**WHAT YOU HAVE TO DO**
Copy out every line containing the word "content".

= = = =

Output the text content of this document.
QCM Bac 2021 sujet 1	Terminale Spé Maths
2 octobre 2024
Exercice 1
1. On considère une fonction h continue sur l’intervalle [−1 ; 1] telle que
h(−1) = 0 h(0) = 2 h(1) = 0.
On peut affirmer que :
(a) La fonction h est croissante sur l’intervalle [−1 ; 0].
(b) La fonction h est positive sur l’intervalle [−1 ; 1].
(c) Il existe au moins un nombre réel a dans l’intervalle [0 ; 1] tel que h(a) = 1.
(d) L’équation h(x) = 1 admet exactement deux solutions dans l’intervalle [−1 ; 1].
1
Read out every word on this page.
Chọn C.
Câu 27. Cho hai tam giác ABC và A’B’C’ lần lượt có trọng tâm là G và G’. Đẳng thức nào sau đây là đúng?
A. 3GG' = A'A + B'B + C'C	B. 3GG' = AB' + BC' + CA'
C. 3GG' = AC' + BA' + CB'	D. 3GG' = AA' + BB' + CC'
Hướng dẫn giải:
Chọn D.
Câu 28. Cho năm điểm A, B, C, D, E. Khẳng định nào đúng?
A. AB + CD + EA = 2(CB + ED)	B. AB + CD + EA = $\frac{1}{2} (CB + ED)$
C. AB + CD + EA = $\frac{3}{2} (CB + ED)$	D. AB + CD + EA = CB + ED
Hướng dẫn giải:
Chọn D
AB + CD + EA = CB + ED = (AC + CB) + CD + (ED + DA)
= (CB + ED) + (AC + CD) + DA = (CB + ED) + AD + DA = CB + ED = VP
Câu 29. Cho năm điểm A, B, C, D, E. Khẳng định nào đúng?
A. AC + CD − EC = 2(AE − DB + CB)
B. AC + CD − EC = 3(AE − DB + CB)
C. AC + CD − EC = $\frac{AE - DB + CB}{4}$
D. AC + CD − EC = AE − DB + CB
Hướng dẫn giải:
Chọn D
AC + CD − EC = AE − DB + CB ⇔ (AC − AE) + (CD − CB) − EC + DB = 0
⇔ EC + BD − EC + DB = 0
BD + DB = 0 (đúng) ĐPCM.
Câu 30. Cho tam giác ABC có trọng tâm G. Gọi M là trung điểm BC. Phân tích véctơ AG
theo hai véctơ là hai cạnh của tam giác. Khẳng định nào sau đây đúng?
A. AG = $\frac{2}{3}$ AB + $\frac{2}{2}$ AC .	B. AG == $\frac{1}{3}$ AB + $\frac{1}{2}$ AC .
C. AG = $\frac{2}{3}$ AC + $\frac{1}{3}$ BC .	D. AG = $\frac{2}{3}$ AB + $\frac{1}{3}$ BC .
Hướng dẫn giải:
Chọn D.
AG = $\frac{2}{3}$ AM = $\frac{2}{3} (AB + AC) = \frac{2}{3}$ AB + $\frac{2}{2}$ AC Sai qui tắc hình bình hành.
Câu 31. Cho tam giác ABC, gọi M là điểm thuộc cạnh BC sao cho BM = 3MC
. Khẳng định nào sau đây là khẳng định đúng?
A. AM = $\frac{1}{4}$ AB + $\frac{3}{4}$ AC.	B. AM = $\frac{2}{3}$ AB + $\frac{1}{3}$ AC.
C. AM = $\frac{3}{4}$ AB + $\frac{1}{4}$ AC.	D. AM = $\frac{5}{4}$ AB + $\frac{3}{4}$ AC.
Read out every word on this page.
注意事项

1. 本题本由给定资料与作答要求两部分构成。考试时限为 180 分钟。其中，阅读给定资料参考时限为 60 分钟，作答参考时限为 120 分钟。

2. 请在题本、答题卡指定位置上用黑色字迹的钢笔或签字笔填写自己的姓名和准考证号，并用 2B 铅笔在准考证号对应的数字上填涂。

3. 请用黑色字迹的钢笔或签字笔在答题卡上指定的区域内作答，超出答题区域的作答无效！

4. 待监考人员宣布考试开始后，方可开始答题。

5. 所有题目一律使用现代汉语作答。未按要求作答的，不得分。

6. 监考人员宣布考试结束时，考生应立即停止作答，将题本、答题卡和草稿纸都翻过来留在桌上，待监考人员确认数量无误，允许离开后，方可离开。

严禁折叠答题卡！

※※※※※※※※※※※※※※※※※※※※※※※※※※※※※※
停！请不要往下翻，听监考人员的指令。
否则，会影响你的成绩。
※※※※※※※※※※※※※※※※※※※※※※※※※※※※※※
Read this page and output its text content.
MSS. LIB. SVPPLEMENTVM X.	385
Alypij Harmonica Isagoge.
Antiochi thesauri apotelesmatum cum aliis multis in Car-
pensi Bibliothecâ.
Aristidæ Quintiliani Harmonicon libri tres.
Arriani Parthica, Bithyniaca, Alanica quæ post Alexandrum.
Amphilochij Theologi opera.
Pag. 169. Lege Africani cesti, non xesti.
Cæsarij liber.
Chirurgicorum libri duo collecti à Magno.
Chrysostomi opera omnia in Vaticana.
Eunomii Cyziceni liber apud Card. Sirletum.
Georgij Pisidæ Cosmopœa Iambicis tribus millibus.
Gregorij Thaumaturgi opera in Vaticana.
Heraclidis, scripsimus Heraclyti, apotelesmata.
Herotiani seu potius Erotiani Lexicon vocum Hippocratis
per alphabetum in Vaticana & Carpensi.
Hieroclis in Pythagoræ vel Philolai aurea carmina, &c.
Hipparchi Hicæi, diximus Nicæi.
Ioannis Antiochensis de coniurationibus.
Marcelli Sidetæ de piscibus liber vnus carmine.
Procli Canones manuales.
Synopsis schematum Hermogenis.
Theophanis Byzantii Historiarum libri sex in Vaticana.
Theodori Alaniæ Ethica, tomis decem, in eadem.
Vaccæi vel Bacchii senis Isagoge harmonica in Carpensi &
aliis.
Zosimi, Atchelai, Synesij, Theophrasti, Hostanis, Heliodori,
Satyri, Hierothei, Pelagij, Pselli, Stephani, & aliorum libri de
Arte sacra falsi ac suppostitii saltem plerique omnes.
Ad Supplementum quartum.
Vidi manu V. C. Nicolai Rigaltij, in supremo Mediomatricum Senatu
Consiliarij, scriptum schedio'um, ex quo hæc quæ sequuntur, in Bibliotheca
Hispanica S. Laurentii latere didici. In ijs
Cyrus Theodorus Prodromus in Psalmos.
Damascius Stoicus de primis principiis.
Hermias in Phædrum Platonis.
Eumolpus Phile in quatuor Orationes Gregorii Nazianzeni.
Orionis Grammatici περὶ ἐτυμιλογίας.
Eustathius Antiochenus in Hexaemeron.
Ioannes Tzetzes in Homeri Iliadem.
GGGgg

= = = =

**RESULT FOR THIS EXERCISE**
Output the text content of this document.
Read this page and output its text content.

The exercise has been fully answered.